--- START OF Dataset rows ---

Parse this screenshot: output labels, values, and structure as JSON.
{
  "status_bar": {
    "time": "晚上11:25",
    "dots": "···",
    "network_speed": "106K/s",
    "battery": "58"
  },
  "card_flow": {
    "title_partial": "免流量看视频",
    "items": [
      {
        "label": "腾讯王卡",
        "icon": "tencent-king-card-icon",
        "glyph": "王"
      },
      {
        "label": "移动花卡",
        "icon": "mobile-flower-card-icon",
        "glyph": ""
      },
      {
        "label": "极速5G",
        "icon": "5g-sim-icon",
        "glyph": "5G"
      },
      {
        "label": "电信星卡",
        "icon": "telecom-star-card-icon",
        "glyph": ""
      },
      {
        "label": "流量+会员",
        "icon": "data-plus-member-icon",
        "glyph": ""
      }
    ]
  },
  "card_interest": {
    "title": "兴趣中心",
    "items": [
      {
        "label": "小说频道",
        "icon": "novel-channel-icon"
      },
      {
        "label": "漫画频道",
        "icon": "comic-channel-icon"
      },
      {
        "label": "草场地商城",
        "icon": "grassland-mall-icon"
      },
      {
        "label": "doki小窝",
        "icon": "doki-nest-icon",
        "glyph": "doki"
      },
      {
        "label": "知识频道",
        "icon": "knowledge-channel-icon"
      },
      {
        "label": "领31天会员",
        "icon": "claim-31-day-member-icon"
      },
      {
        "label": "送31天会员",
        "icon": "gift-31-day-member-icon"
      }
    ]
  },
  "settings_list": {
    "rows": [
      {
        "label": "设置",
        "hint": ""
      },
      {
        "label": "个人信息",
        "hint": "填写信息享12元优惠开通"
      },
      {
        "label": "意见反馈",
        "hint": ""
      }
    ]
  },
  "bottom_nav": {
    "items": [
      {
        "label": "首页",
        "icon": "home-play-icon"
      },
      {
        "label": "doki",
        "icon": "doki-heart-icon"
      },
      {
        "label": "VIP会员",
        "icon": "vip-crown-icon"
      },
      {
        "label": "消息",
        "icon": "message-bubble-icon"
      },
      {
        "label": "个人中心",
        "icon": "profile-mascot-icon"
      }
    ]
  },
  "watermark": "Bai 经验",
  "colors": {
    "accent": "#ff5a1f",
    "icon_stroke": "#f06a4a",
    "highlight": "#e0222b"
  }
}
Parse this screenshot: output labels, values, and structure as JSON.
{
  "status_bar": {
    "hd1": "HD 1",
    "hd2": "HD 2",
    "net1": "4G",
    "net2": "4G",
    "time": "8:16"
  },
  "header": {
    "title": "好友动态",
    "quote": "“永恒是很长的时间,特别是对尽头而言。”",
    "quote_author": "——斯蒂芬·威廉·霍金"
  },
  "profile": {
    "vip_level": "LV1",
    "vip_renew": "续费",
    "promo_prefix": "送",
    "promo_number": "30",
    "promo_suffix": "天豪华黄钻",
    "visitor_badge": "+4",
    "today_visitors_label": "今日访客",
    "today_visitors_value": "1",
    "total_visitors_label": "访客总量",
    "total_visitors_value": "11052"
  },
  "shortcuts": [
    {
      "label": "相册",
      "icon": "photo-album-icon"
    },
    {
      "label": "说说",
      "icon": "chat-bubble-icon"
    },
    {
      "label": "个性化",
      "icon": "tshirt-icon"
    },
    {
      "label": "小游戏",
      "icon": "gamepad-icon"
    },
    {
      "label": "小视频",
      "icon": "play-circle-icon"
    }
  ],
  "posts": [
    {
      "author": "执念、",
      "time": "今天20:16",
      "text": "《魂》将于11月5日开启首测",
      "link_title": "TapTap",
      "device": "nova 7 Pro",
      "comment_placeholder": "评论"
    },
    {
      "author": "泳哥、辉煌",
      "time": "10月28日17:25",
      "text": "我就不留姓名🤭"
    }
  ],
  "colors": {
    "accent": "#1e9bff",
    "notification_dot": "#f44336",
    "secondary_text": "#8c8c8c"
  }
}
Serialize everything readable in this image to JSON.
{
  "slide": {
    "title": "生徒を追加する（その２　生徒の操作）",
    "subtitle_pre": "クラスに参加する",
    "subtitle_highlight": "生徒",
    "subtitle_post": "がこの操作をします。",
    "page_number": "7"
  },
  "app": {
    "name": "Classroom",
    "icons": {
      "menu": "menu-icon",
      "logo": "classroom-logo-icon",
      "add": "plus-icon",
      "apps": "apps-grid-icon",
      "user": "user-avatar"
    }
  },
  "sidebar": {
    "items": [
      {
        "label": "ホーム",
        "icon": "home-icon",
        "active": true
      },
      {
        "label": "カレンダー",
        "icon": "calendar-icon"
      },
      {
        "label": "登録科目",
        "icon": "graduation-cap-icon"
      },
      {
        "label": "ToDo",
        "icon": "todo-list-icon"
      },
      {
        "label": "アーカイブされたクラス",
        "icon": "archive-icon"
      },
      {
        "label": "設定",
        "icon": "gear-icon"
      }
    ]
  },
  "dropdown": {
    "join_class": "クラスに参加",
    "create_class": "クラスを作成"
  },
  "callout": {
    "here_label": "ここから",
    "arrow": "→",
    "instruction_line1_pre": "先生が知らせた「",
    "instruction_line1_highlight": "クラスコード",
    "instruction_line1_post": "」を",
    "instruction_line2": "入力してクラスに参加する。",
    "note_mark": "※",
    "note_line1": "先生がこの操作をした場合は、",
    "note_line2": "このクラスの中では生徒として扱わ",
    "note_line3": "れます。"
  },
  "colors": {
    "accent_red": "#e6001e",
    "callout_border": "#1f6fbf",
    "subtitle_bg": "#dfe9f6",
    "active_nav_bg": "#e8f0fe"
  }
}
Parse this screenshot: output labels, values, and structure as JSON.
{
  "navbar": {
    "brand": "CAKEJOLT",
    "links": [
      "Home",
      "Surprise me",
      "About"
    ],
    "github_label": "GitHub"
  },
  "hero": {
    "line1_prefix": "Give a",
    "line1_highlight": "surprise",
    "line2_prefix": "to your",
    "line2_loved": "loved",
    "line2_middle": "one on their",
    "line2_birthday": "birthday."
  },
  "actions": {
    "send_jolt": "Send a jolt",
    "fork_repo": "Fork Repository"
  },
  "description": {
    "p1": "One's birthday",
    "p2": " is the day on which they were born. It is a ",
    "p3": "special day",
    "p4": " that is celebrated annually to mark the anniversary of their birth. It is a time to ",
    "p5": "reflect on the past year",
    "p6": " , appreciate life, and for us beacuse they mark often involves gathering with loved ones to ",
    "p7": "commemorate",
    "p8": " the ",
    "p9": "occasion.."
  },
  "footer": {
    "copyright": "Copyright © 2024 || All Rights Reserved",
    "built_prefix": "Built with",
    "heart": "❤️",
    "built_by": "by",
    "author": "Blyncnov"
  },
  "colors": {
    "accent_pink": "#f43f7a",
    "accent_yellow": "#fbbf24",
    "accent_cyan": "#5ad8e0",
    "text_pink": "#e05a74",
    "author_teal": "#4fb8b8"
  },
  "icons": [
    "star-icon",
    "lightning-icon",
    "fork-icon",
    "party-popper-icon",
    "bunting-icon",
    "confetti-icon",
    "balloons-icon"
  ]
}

--- END OF Dataset rows ---

◆ Stated goal ◆
Only lines with the word "play" should be collected from the material.

◆ Task solution ◆
        "icon": "home-play-icon"
      "icon": "play-circle-icon"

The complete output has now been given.